** Start of GIVEN DATA **

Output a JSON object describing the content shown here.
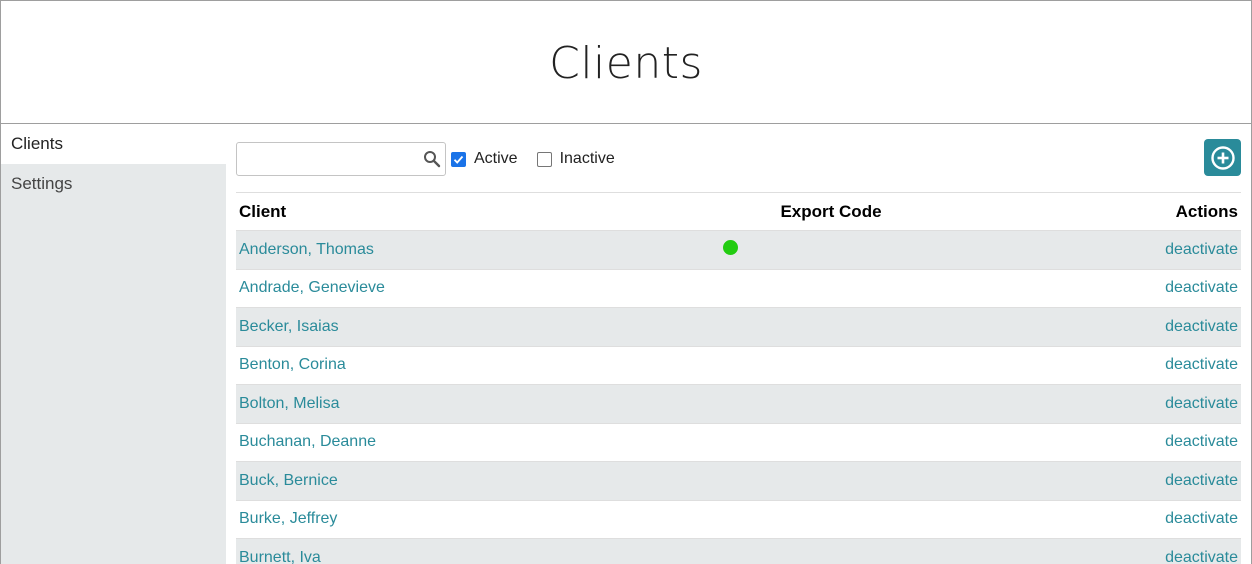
{
  "header": {
    "title": "Clients"
  },
  "sidebar": {
    "items": [
      {
        "label": "Clients",
        "active": true
      },
      {
        "label": "Settings",
        "active": false
      }
    ]
  },
  "toolbar": {
    "search": {
      "value": "",
      "placeholder": ""
    },
    "search_icon": "search-icon",
    "filters": [
      {
        "label": "Active",
        "checked": true
      },
      {
        "label": "Inactive",
        "checked": false
      }
    ],
    "add_icon": "add-circle-icon"
  },
  "table": {
    "columns": {
      "client": "Client",
      "export_code": "Export Code",
      "actions": "Actions"
    },
    "rows": [
      {
        "name": "Anderson, Thomas",
        "status_dot": true,
        "action": "deactivate"
      },
      {
        "name": "Andrade, Genevieve",
        "status_dot": false,
        "action": "deactivate"
      },
      {
        "name": "Becker, Isaias",
        "status_dot": false,
        "action": "deactivate"
      },
      {
        "name": "Benton, Corina",
        "status_dot": false,
        "action": "deactivate"
      },
      {
        "name": "Bolton, Melisa",
        "status_dot": false,
        "action": "deactivate"
      },
      {
        "name": "Buchanan, Deanne",
        "status_dot": false,
        "action": "deactivate"
      },
      {
        "name": "Buck, Bernice",
        "status_dot": false,
        "action": "deactivate"
      },
      {
        "name": "Burke, Jeffrey",
        "status_dot": false,
        "action": "deactivate"
      },
      {
        "name": "Burnett, Iva",
        "status_dot": false,
        "action": "deactivate"
      }
    ]
  },
  "colors": {
    "accent": "#2a8b9a",
    "status_green": "#22cc11",
    "stripe": "#e6e9ea"
  }
}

** End of GIVEN DATA **

_TASK BRIEF_: Write only the number of lines in the records that include the word "true".

_WRITTEN REPLY_: 3